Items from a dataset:
-------
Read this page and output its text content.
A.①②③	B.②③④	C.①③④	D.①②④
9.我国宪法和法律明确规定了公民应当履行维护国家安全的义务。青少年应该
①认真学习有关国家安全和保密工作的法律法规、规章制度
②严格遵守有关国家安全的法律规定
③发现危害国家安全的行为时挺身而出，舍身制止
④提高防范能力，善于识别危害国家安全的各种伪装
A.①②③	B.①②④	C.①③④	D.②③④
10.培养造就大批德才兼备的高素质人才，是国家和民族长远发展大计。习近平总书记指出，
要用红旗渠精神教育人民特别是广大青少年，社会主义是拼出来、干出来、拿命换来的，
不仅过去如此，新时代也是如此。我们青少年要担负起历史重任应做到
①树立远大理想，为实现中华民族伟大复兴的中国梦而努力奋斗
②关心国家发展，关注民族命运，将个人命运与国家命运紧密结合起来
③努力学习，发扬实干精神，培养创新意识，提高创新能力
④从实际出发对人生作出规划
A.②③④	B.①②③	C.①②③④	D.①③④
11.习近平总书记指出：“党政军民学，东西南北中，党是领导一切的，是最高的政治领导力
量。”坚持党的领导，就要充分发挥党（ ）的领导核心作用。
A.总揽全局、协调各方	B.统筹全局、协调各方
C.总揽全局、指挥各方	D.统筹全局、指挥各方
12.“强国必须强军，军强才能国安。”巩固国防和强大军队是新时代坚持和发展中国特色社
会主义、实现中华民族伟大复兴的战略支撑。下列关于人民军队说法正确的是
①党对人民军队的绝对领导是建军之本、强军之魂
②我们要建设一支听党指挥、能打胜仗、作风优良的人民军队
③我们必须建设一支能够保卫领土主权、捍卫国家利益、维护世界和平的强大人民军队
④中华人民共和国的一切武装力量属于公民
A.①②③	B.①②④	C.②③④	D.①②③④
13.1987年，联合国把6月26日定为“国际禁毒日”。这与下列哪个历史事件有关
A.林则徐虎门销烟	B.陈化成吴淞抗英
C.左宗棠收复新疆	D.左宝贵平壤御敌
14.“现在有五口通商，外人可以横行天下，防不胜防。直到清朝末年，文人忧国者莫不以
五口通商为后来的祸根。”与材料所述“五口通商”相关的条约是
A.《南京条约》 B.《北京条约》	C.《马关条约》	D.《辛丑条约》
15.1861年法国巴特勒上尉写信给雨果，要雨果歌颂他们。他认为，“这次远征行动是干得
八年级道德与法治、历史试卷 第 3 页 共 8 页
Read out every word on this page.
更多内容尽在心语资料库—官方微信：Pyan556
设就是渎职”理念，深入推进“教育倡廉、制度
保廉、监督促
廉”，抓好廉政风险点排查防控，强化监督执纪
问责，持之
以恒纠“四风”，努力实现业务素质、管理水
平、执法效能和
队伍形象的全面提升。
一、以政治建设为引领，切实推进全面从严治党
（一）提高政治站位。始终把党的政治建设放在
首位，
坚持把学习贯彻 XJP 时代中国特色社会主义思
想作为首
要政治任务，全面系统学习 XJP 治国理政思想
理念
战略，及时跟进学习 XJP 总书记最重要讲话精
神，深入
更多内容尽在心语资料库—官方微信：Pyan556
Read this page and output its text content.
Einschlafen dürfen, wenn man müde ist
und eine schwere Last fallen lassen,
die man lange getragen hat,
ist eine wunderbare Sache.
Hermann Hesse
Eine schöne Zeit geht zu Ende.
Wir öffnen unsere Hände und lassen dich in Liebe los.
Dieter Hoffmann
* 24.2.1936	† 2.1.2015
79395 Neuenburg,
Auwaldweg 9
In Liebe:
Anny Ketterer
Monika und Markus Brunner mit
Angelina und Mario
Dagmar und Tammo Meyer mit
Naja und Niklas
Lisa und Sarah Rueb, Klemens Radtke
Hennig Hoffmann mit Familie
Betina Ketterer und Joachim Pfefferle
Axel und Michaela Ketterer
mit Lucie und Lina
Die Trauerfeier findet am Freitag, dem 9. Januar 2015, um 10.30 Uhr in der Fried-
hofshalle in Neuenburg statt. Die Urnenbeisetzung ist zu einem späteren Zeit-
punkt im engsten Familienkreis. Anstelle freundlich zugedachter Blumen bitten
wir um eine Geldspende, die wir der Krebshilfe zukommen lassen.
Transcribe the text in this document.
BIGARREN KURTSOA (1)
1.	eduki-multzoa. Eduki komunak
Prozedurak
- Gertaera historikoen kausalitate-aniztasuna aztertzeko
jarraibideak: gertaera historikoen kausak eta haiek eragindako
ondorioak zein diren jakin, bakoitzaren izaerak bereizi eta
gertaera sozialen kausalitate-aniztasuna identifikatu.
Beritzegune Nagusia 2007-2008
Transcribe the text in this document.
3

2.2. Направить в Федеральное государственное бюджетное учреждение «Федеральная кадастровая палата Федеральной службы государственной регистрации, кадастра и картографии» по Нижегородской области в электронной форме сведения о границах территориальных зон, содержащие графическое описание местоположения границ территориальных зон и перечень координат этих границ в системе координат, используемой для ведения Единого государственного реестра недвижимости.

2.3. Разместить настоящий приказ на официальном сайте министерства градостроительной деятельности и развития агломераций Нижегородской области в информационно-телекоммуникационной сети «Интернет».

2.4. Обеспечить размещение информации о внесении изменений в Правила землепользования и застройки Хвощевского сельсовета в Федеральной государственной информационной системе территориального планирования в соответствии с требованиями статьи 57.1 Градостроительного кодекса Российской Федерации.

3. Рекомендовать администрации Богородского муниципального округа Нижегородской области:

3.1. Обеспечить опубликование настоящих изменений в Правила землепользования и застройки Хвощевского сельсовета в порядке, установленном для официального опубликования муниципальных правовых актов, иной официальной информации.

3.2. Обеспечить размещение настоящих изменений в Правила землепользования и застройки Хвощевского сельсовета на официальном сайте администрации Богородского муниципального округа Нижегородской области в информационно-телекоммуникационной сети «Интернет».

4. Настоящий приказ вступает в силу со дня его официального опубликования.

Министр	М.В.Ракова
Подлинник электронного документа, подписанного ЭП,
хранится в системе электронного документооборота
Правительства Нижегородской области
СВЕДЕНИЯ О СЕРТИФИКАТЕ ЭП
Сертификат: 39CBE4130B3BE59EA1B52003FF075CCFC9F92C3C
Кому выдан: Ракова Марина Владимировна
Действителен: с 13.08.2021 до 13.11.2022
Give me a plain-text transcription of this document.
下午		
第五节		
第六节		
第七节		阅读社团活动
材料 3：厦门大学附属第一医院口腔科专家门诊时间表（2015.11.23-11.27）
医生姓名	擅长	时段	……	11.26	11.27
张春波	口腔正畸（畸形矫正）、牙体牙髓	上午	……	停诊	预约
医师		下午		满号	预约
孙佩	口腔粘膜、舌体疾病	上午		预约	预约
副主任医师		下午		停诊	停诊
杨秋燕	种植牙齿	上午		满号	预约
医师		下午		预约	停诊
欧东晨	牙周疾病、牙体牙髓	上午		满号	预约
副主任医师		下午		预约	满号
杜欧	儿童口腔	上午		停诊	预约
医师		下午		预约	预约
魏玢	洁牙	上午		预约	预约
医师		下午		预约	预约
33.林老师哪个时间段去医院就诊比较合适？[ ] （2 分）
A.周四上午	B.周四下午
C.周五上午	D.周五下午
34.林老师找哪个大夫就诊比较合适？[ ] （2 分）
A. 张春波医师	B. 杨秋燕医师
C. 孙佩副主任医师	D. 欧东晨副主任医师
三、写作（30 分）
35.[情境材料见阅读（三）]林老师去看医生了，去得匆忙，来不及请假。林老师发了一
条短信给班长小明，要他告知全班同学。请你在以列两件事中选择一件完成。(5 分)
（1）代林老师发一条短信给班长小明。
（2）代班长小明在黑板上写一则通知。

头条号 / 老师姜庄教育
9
-------
Problem requirements =>
How many lines in the records above contain the word "Богородского"? Give only the number.

Finished exercise =>
2